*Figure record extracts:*
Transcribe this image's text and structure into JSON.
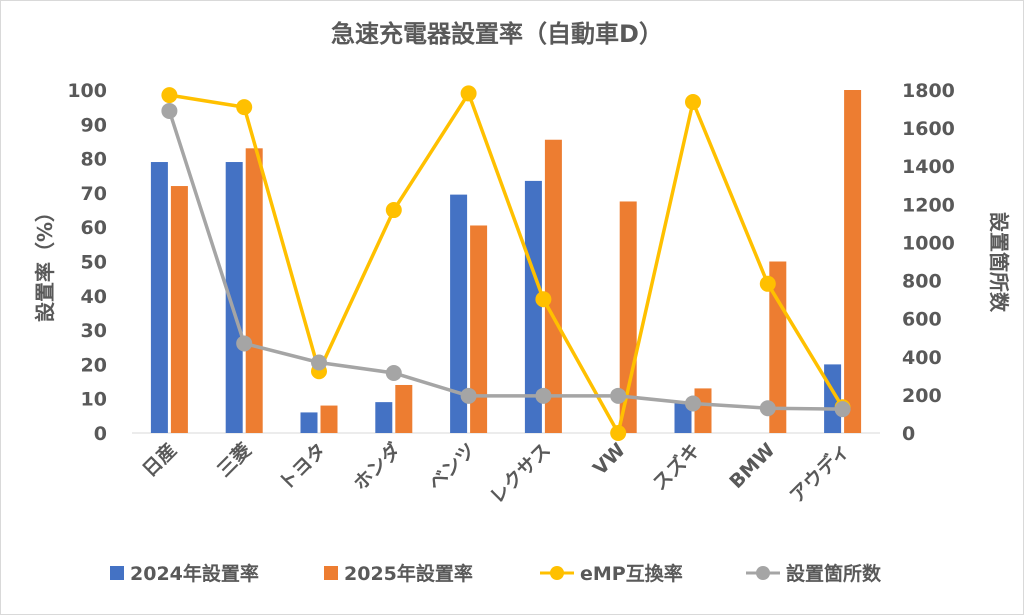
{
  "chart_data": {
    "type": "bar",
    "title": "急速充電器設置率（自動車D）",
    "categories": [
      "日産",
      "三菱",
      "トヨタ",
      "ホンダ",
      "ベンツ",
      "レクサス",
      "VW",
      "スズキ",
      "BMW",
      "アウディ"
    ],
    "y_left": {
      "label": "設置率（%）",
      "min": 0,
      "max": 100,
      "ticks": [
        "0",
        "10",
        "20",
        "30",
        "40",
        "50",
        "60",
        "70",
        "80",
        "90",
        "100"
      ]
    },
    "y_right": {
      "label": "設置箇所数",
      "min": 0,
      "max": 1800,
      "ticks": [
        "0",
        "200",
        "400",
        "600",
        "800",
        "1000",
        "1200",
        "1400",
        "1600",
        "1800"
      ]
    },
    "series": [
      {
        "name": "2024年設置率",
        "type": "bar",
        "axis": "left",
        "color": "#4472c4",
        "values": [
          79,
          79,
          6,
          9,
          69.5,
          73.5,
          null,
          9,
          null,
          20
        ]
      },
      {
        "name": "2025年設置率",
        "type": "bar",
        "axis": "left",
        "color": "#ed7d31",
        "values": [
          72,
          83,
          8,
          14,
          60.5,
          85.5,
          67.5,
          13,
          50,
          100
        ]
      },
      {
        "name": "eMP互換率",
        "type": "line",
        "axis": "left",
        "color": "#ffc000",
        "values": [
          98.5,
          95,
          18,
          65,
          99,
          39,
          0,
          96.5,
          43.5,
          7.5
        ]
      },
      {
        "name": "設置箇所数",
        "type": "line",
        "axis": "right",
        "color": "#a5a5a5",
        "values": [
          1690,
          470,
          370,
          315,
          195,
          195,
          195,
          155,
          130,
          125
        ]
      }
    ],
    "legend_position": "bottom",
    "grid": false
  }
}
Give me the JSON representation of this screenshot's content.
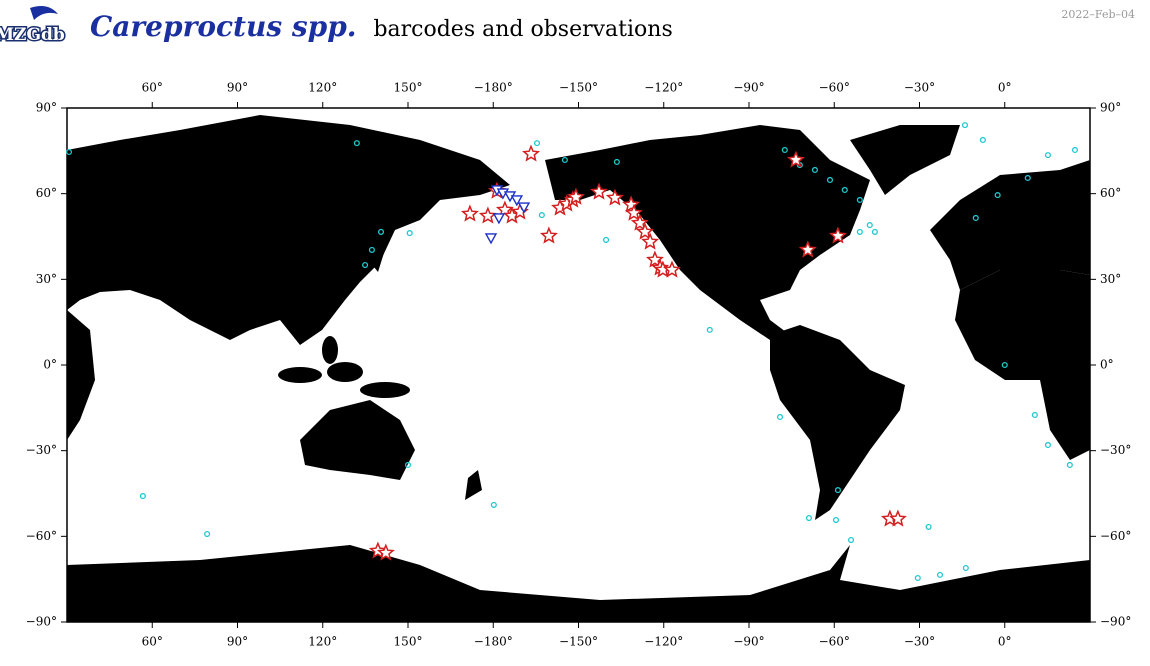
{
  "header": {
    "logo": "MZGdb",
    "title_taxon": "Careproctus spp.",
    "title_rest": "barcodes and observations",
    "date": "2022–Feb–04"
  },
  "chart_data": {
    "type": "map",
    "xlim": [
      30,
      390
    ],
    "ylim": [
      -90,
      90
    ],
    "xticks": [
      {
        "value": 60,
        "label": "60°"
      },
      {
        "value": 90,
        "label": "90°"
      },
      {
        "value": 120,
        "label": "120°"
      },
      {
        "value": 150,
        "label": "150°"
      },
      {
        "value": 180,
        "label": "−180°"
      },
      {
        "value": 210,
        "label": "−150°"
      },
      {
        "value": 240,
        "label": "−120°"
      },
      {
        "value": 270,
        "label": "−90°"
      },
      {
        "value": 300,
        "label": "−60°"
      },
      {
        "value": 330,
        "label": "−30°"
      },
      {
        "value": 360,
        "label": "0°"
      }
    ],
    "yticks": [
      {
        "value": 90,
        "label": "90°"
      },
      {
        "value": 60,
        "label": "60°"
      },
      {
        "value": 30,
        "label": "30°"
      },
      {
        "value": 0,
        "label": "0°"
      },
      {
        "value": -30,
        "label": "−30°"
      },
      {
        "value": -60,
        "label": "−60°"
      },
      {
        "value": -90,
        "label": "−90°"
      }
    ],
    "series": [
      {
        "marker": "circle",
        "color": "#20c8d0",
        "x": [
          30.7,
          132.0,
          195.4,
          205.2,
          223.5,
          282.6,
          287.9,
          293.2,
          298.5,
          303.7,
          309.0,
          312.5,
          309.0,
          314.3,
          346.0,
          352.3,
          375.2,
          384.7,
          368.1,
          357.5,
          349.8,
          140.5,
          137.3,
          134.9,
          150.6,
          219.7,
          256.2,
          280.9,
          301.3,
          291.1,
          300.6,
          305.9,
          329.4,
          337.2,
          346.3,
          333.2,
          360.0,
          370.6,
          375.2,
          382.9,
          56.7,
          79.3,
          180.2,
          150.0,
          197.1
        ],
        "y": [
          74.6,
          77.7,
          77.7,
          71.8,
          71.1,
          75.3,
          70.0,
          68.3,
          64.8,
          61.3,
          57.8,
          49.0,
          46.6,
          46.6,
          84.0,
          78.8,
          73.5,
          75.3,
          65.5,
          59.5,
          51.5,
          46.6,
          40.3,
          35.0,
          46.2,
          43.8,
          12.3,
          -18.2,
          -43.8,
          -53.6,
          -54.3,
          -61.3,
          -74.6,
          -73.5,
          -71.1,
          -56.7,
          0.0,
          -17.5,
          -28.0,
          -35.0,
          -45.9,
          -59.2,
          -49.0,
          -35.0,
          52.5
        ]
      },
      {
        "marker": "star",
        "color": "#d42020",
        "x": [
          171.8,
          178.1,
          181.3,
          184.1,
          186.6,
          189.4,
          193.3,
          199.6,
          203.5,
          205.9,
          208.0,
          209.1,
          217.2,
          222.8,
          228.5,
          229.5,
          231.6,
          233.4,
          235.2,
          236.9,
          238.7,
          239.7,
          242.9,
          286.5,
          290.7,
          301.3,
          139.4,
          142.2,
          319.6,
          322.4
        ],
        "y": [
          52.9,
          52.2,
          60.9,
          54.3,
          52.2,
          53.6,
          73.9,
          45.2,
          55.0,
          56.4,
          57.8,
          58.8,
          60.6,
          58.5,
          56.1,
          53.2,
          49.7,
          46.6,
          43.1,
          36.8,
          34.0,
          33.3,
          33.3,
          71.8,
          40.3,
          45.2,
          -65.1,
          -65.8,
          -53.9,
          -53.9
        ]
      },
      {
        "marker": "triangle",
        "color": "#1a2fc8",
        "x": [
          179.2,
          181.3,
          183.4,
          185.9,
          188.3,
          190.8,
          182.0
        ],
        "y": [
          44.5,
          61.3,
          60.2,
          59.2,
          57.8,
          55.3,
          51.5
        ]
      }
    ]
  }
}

*TASK:* Print all of the entries word for word. Omit the pictures they contain.

*SOLUTION TO THE PROBLEM:*
Transcribe this image's text and structure into JSON.
{
  "chart_data": {
    "type": "bar",
    "title": "急速充電器設置率（自動車D）",
    "categories": [
      "日産",
      "三菱",
      "トヨタ",
      "ホンダ",
      "ベンツ",
      "レクサス",
      "VW",
      "スズキ",
      "BMW",
      "アウディ"
    ],
    "y_left": {
      "label": "設置率（%）",
      "min": 0,
      "max": 100,
      "ticks": [
        "0",
        "10",
        "20",
        "30",
        "40",
        "50",
        "60",
        "70",
        "80",
        "90",
        "100"
      ]
    },
    "y_right": {
      "label": "設置箇所数",
      "min": 0,
      "max": 1800,
      "ticks": [
        "0",
        "200",
        "400",
        "600",
        "800",
        "1000",
        "1200",
        "1400",
        "1600",
        "1800"
      ]
    },
    "series": [
      {
        "name": "2024年設置率",
        "type": "bar",
        "axis": "left",
        "color": "#4472c4",
        "values": [
          79,
          79,
          6,
          9,
          69.5,
          73.5,
          null,
          9,
          null,
          20
        ]
      },
      {
        "name": "2025年設置率",
        "type": "bar",
        "axis": "left",
        "color": "#ed7d31",
        "values": [
          72,
          83,
          8,
          14,
          60.5,
          85.5,
          67.5,
          13,
          50,
          100
        ]
      },
      {
        "name": "eMP互換率",
        "type": "line",
        "axis": "left",
        "color": "#ffc000",
        "values": [
          98.5,
          95,
          18,
          65,
          99,
          39,
          0,
          96.5,
          43.5,
          7.5
        ]
      },
      {
        "name": "設置箇所数",
        "type": "line",
        "axis": "right",
        "color": "#a5a5a5",
        "values": [
          1690,
          470,
          370,
          315,
          195,
          195,
          195,
          155,
          130,
          125
        ]
      }
    ],
    "legend_position": "bottom",
    "grid": false
  }
}
Give me the JSON representation of this screenshot's content.
{
  "header": {
    "logo": "MZGdb",
    "title_taxon": "Careproctus spp.",
    "title_rest": "barcodes and observations",
    "date": "2022–Feb–04"
  },
  "chart_data": {
    "type": "map",
    "xlim": [
      30,
      390
    ],
    "ylim": [
      -90,
      90
    ],
    "xticks": [
      {
        "value": 60,
        "label": "60°"
      },
      {
        "value": 90,
        "label": "90°"
      },
      {
        "value": 120,
        "label": "120°"
      },
      {
        "value": 150,
        "label": "150°"
      },
      {
        "value": 180,
        "label": "−180°"
      },
      {
        "value": 210,
        "label": "−150°"
      },
      {
        "value": 240,
        "label": "−120°"
      },
      {
        "value": 270,
        "label": "−90°"
      },
      {
        "value": 300,
        "label": "−60°"
      },
      {
        "value": 330,
        "label": "−30°"
      },
      {
        "value": 360,
        "label": "0°"
      }
    ],
    "yticks": [
      {
        "value": 90,
        "label": "90°"
      },
      {
        "value": 60,
        "label": "60°"
      },
      {
        "value": 30,
        "label": "30°"
      },
      {
        "value": 0,
        "label": "0°"
      },
      {
        "value": -30,
        "label": "−30°"
      },
      {
        "value": -60,
        "label": "−60°"
      },
      {
        "value": -90,
        "label": "−90°"
      }
    ],
    "series": [
      {
        "marker": "circle",
        "color": "#20c8d0",
        "x": [
          30.7,
          132.0,
          195.4,
          205.2,
          223.5,
          282.6,
          287.9,
          293.2,
          298.5,
          303.7,
          309.0,
          312.5,
          309.0,
          314.3,
          346.0,
          352.3,
          375.2,
          384.7,
          368.1,
          357.5,
          349.8,
          140.5,
          137.3,
          134.9,
          150.6,
          219.7,
          256.2,
          280.9,
          301.3,
          291.1,
          300.6,
          305.9,
          329.4,
          337.2,
          346.3,
          333.2,
          360.0,
          370.6,
          375.2,
          382.9,
          56.7,
          79.3,
          180.2,
          150.0,
          197.1
        ],
        "y": [
          74.6,
          77.7,
          77.7,
          71.8,
          71.1,
          75.3,
          70.0,
          68.3,
          64.8,
          61.3,
          57.8,
          49.0,
          46.6,
          46.6,
          84.0,
          78.8,
          73.5,
          75.3,
          65.5,
          59.5,
          51.5,
          46.6,
          40.3,
          35.0,
          46.2,
          43.8,
          12.3,
          -18.2,
          -43.8,
          -53.6,
          -54.3,
          -61.3,
          -74.6,
          -73.5,
          -71.1,
          -56.7,
          0.0,
          -17.5,
          -28.0,
          -35.0,
          -45.9,
          -59.2,
          -49.0,
          -35.0,
          52.5
        ]
      },
      {
        "marker": "star",
        "color": "#d42020",
        "x": [
          171.8,
          178.1,
          181.3,
          184.1,
          186.6,
          189.4,
          193.3,
          199.6,
          203.5,
          205.9,
          208.0,
          209.1,
          217.2,
          222.8,
          228.5,
          229.5,
          231.6,
          233.4,
          235.2,
          236.9,
          238.7,
          239.7,
          242.9,
          286.5,
          290.7,
          301.3,
          139.4,
          142.2,
          319.6,
          322.4
        ],
        "y": [
          52.9,
          52.2,
          60.9,
          54.3,
          52.2,
          53.6,
          73.9,
          45.2,
          55.0,
          56.4,
          57.8,
          58.8,
          60.6,
          58.5,
          56.1,
          53.2,
          49.7,
          46.6,
          43.1,
          36.8,
          34.0,
          33.3,
          33.3,
          71.8,
          40.3,
          45.2,
          -65.1,
          -65.8,
          -53.9,
          -53.9
        ]
      },
      {
        "marker": "triangle",
        "color": "#1a2fc8",
        "x": [
          179.2,
          181.3,
          183.4,
          185.9,
          188.3,
          190.8,
          182.0
        ],
        "y": [
          44.5,
          61.3,
          60.2,
          59.2,
          57.8,
          55.3,
          51.5
        ]
      }
    ]
  }
}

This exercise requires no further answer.